### Data provided
· · · ·

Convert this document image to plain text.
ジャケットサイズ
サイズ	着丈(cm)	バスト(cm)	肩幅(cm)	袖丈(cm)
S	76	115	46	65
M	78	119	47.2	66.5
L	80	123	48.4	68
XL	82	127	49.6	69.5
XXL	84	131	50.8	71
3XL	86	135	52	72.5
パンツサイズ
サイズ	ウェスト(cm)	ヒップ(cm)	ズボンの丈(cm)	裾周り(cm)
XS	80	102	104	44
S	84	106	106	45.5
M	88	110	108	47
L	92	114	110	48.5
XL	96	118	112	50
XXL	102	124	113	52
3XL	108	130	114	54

· · · ·

Extract the complete listing above, reproducing each line exactly.

Convert this document image to plain text.
ジャケットサイズ
サイズ	着丈(cm)	バスト(cm)	肩幅(cm)	袖丈(cm)
S	76	115	46	65
M	78	119	47.2	66.5
L	80	123	48.4	68
XL	82	127	49.6	69.5
XXL	84	131	50.8	71
3XL	86	135	52	72.5
パンツサイズ
サイズ	ウェスト(cm)	ヒップ(cm)	ズボンの丈(cm)	裾周り(cm)
XS	80	102	104	44
S	84	106	106	45.5
M	88	110	108	47
L	92	114	110	48.5
XL	96	118	112	50
XXL	102	124	113	52
3XL	108	130	114	54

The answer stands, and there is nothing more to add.